_WHAT YOU ARE ASKED TO DO_: Return the listing word for word, as given.

-- start of MATERIAL FOR THIS TASK --

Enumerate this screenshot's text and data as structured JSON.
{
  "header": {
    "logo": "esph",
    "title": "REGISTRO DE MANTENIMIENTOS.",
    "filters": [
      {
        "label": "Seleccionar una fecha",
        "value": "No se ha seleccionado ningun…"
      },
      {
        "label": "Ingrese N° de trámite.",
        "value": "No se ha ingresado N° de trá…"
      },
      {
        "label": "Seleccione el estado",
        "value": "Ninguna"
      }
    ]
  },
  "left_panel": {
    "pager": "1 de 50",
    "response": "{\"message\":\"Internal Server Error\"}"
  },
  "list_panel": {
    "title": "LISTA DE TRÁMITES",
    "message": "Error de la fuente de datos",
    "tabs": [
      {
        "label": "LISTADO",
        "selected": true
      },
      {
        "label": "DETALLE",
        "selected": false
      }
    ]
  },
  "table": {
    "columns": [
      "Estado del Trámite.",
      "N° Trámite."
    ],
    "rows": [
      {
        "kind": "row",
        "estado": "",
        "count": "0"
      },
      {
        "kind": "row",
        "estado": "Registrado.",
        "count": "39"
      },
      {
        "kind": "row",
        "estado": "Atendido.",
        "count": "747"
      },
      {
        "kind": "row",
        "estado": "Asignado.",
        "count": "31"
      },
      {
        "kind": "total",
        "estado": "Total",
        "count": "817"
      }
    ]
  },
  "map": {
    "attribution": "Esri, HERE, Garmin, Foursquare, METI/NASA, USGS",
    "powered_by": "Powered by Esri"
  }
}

-- end of MATERIAL FOR THIS TASK --

_SOLUTION BELOW_:
Enumerate this screenshot's text and data as structured JSON.
{
  "header": {
    "logo": "esph",
    "title": "REGISTRO DE MANTENIMIENTOS.",
    "filters": [
      {
        "label": "Seleccionar una fecha",
        "value": "No se ha seleccionado ningun…"
      },
      {
        "label": "Ingrese N° de trámite.",
        "value": "No se ha ingresado N° de trá…"
      },
      {
        "label": "Seleccione el estado",
        "value": "Ninguna"
      }
    ]
  },
  "left_panel": {
    "pager": "1 de 50",
    "response": "{\"message\":\"Internal Server Error\"}"
  },
  "list_panel": {
    "title": "LISTA DE TRÁMITES",
    "message": "Error de la fuente de datos",
    "tabs": [
      {
        "label": "LISTADO",
        "selected": true
      },
      {
        "label": "DETALLE",
        "selected": false
      }
    ]
  },
  "table": {
    "columns": [
      "Estado del Trámite.",
      "N° Trámite."
    ],
    "rows": [
      {
        "kind": "row",
        "estado": "",
        "count": "0"
      },
      {
        "kind": "row",
        "estado": "Registrado.",
        "count": "39"
      },
      {
        "kind": "row",
        "estado": "Atendido.",
        "count": "747"
      },
      {
        "kind": "row",
        "estado": "Asignado.",
        "count": "31"
      },
      {
        "kind": "total",
        "estado": "Total",
        "count": "817"
      }
    ]
  },
  "map": {
    "attribution": "Esri, HERE, Garmin, Foursquare, METI/NASA, USGS",
    "powered_by": "Powered by Esri"
  }
}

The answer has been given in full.